• **What to produce**
Go through the data below. Pull out every line that has the word "this".

start Stored records

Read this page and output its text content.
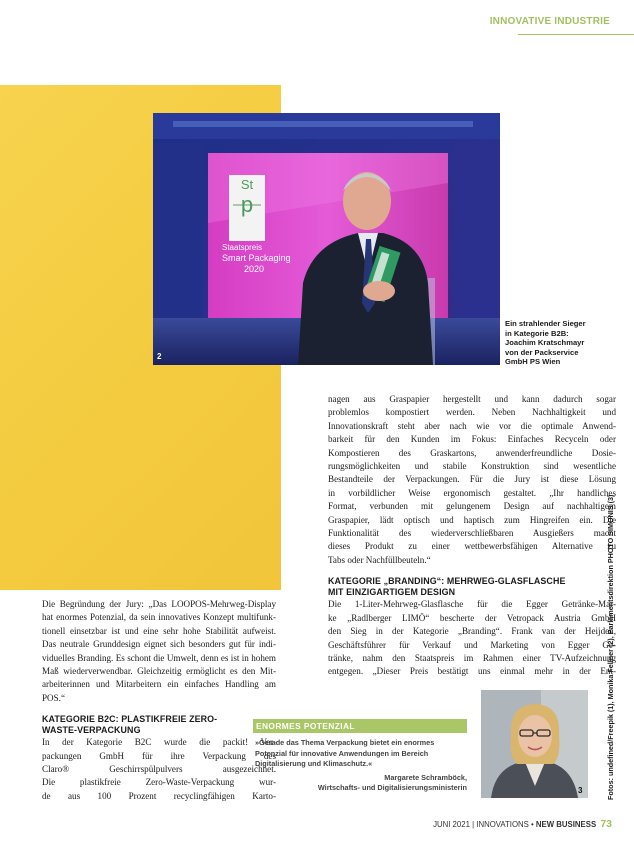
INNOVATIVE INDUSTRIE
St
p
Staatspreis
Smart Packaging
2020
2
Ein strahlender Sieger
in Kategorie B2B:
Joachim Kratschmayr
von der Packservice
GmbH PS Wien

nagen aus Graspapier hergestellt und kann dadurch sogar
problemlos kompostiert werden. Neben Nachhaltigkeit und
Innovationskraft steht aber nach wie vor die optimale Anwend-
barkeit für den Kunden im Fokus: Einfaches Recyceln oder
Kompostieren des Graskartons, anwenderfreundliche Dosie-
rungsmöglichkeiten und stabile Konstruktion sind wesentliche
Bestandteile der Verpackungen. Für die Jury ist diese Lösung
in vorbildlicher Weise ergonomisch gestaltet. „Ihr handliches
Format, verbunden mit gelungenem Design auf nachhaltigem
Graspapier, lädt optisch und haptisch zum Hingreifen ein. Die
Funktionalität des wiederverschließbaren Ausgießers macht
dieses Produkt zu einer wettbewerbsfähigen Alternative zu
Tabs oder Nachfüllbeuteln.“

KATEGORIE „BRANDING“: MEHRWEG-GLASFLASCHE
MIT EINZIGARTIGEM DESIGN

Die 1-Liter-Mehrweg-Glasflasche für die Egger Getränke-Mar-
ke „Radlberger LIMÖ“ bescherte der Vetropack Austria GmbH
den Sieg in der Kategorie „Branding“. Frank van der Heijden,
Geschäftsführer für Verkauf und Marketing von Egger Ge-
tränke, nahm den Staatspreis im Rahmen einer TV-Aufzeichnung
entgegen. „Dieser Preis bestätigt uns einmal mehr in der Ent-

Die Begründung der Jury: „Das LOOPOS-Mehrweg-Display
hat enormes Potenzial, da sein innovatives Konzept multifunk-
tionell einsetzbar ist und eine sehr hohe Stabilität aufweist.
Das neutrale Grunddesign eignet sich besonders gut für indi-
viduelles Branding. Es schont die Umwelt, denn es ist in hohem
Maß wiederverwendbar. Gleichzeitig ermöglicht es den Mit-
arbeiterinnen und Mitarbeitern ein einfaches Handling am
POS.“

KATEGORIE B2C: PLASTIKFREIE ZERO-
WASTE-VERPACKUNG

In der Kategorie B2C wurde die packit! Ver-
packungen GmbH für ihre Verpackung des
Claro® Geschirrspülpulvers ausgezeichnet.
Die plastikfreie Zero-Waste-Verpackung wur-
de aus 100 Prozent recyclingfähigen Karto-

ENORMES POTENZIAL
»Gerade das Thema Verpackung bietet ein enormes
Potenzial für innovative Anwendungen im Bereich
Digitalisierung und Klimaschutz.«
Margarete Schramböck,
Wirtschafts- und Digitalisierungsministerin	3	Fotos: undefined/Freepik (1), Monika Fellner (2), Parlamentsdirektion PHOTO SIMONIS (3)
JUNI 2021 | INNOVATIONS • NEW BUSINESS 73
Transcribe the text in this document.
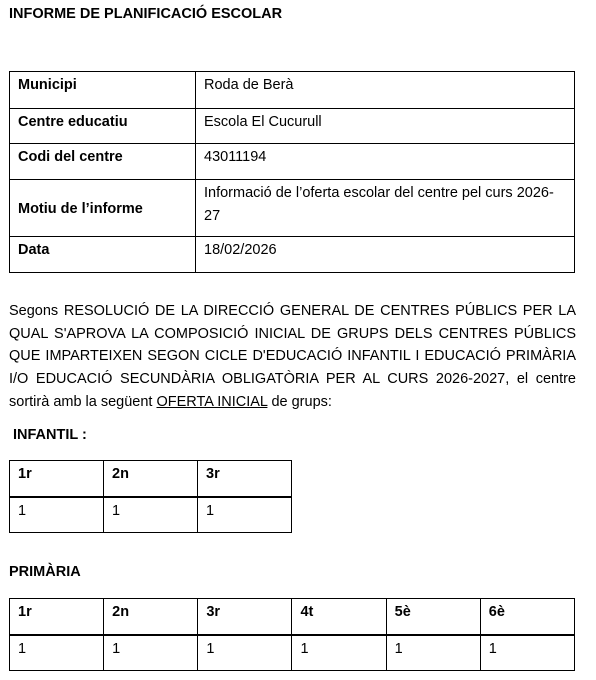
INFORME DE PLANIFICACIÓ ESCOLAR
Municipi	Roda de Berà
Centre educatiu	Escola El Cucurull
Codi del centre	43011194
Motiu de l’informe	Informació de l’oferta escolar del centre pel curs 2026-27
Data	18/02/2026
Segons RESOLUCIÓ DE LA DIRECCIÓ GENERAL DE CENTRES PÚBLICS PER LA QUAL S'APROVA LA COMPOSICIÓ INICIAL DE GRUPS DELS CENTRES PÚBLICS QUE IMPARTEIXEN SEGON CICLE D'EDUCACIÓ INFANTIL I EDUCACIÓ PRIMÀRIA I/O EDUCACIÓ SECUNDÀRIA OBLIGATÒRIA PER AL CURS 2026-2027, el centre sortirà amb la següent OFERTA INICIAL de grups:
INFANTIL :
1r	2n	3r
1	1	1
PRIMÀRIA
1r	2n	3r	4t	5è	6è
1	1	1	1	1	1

end Stored records
start Stored records

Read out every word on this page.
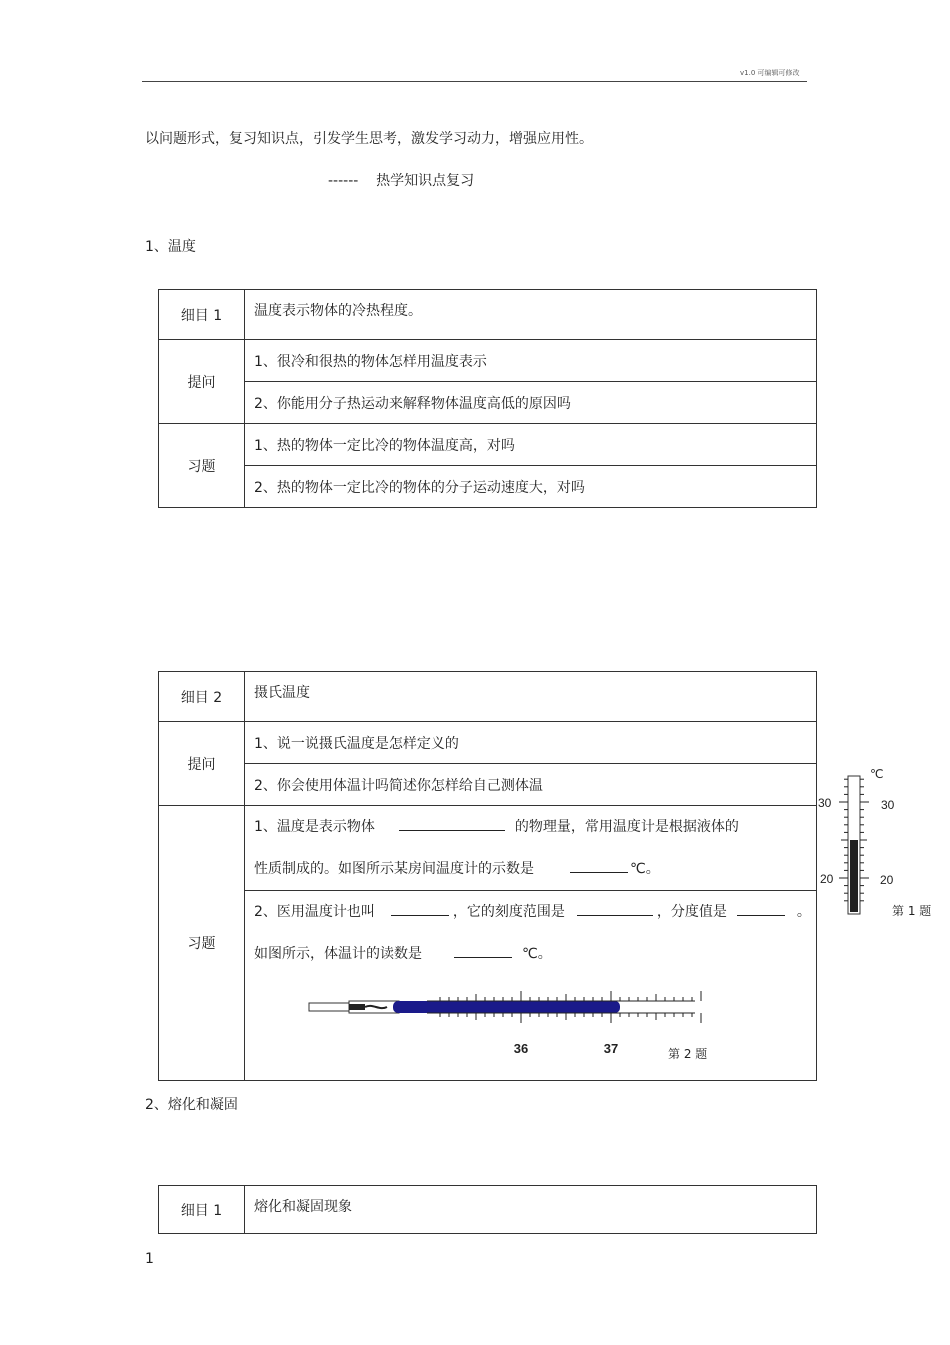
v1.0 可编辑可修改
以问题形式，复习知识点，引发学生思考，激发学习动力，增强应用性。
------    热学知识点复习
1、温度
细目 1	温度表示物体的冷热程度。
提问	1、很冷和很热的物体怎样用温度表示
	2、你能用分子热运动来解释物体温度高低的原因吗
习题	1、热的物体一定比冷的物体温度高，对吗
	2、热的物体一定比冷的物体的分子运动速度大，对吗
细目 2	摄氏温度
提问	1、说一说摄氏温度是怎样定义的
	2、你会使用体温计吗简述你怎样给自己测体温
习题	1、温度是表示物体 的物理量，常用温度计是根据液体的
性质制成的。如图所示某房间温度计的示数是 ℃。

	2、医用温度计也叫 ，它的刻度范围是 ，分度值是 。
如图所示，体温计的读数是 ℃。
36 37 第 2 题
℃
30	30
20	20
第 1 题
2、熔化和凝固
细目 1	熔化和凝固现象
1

end Stored records

• **Written solution**
Read this page and output its text content.
Transcribe the text in this document.
Read out every word on this page.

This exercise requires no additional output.